** GIVEN PASSAGE **
Proximo Weekly: Direct air capture – direct to market?

Contributing Editor
Can direct air capture of carbon succeed where carbon capture at power stations has so far failed?

It’s the newest, and perhaps least well understood, of the main climate change mitigation technologies.

Displacing carbon dioxide emissions from conventional power generation using renewable sources is well understood, and has a two-decade-plus history in project finance. Capturing and storing emissions from conventional generation and industrial processes is well understood, even if it has been challenging to implement and finance. But direct air capture – literally removing carbon from the atmosphere – has an even shorter pedigree. It has only been under serious discussion for the last 10 years, but is starting to attract some big-name customers and investors.

The most obvious criticisms of direct air capture (DAC) are now well-rehearsed. The process is energy-intensive, and to be truly carbon negative needs to run on renewable energy, which might be better employed displacing conventional generation. And greater concentrations of carbon are available inside the chimneys of fossil-fired generation and industrial units.

But direct air capture’s fans have been careful to manage expectations. The process involves using energy to pull atmospheric gases over a solvent that absorbs carbon dioxide and allows that carbon to be re-used or sequestered. Both the re-use and sequestration have value in limited circumstances.

For now, the challenge for direct air capture developers is proving that their technology works at scale and consistently. Climeworks, a Swiss-based developer, has raised about $110 million in venture capital, and operates a plant in Hellisheidi, Iceland that mineralises captured carbon dioxide in underground basalt formations using geothermal power. In August this year it signed an agreement with Swiss Re that it described simply as worth $10 million over 10 years, without specifying the quantity of CO2 received or the price per ton.

Still, offsets are one of the more obvious uses of direct air capture, providing the costs can get to below $100 per ton. Other offsetting methods, chief among them tree planting, have unpredictable sequestration rates and can have potentially unwelcome side-effects in terms of biodiversity loss.

For corporates seeking clear and easy to measure decarbonisation results from their offsets, and looking for results fast, then DAC, despite its costs, looks promising. But developers will need to sign a lot of contracts “worth $10 million over 10 years” to make the technology bankable based on offsets alone.

** Collected data entries **
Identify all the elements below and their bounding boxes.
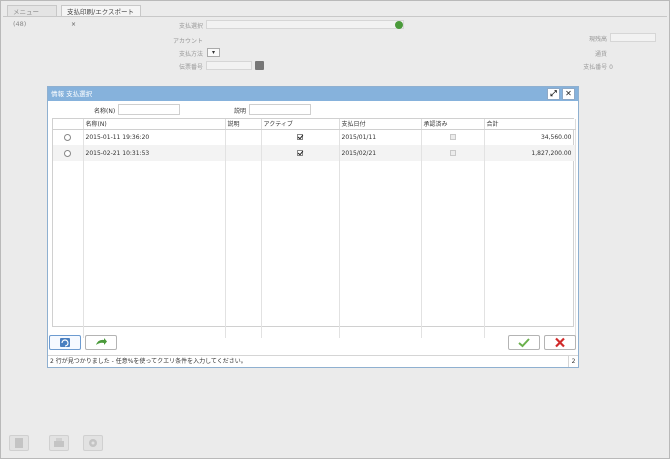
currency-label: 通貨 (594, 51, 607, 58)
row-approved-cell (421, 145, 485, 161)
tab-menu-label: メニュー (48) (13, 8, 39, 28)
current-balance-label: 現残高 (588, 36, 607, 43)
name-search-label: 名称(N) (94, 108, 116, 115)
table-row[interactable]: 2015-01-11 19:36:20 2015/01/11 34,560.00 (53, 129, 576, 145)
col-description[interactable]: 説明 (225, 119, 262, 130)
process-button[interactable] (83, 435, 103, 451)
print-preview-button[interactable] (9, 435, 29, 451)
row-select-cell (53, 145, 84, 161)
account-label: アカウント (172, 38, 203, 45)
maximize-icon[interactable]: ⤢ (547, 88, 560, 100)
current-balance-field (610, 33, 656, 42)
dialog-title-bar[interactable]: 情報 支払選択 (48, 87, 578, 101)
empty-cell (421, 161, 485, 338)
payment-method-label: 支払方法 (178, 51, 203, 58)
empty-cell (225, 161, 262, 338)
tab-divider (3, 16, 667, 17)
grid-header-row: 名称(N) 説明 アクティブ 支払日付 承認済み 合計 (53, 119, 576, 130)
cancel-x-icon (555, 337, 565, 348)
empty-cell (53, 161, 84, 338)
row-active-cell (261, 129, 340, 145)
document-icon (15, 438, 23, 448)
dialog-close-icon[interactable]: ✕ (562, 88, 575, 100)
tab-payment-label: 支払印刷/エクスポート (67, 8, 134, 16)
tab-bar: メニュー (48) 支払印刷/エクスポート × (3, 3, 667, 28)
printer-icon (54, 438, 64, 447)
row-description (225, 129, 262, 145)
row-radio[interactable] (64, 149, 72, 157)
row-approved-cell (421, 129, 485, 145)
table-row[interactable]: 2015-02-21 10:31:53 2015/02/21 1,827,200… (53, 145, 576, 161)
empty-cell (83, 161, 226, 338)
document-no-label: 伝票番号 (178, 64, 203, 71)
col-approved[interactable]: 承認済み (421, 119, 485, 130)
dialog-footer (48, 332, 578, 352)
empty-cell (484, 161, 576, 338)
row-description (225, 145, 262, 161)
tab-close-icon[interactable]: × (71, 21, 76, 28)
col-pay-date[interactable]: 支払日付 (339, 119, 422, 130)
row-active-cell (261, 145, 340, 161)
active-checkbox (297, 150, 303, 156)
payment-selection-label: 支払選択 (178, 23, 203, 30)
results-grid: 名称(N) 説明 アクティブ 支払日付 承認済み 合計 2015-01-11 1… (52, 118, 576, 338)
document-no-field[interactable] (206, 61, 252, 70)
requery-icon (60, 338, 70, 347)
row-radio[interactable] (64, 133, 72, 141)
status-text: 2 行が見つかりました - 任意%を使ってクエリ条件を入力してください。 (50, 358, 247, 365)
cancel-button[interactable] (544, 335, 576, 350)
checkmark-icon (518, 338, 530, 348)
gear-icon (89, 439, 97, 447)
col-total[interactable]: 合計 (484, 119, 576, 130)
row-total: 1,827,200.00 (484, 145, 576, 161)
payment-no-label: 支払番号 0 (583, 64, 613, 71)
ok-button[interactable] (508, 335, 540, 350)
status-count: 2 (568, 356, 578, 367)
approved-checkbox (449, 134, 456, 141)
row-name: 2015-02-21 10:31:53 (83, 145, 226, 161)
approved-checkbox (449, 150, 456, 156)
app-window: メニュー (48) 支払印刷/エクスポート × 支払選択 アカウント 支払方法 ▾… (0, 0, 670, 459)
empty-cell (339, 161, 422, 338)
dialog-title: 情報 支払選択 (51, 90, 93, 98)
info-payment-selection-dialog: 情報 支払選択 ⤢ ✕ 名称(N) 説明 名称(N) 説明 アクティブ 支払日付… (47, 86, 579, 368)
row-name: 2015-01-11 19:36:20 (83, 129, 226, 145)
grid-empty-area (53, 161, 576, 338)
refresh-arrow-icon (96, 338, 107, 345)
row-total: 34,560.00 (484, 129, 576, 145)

** REQUIRED TASK 1 **
Can you output the section of the direct air capture article starting with "For now, the" and going on through "price per ton.", copied word for word?
** REQUIRED TASK 2 **
Will you return, unchanged, the lines of the listing starting with the line with "currency-label: 通貨 (594, 51, 607, 58)" and going on through the line with "name-search-label: 名称(N) (94, 108, 116, 115)", both of those lines included?

** CORRECT OUTPUT 1 **
For now, the challenge for direct air capture developers is proving that their technology works at scale and consistently. Climeworks, a Swiss-based developer, has raised about $110 million in venture capital, and operates a plant in Hellisheidi, Iceland that mineralises captured carbon dioxide in underground basalt formations using geothermal power. In August this year it signed an agreement with Swiss Re that it described simply as worth $10 million over 10 years, without specifying the quantity of CO2 received or the price per ton.

** CORRECT OUTPUT 2 **
currency-label: 通貨 (594, 51, 607, 58)
row-approved-cell (421, 145, 485, 161)
tab-menu-label: メニュー (48) (13, 8, 39, 28)
current-balance-label: 現残高 (588, 36, 607, 43)
name-search-label: 名称(N) (94, 108, 116, 115)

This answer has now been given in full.